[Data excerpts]

+++++

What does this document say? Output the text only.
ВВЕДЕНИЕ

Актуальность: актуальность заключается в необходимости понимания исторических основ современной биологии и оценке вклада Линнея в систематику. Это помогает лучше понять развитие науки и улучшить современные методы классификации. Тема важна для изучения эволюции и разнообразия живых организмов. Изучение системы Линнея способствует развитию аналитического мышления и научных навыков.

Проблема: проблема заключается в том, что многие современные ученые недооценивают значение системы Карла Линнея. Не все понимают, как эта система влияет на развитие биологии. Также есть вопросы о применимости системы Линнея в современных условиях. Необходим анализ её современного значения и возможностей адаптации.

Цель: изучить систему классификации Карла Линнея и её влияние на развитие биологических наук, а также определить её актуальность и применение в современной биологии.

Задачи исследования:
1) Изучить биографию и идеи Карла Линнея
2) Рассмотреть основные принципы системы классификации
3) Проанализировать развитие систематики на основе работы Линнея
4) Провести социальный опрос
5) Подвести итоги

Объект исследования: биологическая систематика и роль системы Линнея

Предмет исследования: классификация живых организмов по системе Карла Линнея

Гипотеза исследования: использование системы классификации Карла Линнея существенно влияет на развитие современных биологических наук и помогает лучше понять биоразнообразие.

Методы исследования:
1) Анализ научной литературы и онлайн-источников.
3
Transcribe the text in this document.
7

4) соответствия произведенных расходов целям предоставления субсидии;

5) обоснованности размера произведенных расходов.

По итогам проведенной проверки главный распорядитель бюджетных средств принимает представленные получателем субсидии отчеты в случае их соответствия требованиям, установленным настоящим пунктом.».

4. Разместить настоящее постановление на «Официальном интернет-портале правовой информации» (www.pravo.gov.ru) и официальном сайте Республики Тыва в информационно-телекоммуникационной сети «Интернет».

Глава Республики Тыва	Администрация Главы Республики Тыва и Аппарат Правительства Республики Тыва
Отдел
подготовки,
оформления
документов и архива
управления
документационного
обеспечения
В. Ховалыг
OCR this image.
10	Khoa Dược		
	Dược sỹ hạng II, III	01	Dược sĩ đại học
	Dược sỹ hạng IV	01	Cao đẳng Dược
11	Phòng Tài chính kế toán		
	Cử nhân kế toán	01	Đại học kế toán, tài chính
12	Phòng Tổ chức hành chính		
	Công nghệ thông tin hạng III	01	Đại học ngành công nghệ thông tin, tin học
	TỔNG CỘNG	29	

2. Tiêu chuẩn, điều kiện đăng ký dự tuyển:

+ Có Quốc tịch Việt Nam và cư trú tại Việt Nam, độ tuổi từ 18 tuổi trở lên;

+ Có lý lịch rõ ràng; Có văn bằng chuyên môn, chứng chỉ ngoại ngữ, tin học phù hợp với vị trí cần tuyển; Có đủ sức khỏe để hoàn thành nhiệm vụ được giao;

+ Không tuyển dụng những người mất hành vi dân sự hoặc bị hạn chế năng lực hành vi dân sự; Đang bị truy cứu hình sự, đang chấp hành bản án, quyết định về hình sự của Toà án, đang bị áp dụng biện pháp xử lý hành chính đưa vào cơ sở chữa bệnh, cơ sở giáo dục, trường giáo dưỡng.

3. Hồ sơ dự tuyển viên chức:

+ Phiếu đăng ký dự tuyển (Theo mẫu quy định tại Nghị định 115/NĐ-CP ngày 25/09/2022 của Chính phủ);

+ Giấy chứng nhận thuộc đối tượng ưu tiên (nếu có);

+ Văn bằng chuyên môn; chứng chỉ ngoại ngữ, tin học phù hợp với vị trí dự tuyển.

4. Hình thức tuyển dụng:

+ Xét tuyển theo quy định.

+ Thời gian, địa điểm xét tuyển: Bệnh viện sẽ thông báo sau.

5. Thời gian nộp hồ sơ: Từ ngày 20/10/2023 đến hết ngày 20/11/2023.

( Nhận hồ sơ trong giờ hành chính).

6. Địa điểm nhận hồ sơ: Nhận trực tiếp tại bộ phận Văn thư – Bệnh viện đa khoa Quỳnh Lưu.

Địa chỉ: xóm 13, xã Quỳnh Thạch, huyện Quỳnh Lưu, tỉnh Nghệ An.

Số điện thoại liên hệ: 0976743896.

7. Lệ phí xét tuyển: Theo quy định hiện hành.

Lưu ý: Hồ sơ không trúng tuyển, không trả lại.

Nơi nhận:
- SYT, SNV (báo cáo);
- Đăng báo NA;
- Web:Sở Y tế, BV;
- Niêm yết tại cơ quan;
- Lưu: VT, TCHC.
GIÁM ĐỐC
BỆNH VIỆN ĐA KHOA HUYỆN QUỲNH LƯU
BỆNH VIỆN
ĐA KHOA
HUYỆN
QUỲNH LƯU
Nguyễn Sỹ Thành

+++++

▸ **What to produce**: How many lines in the listing contain "живых"? Answer with the number alone.

▸ **Correct output**: 2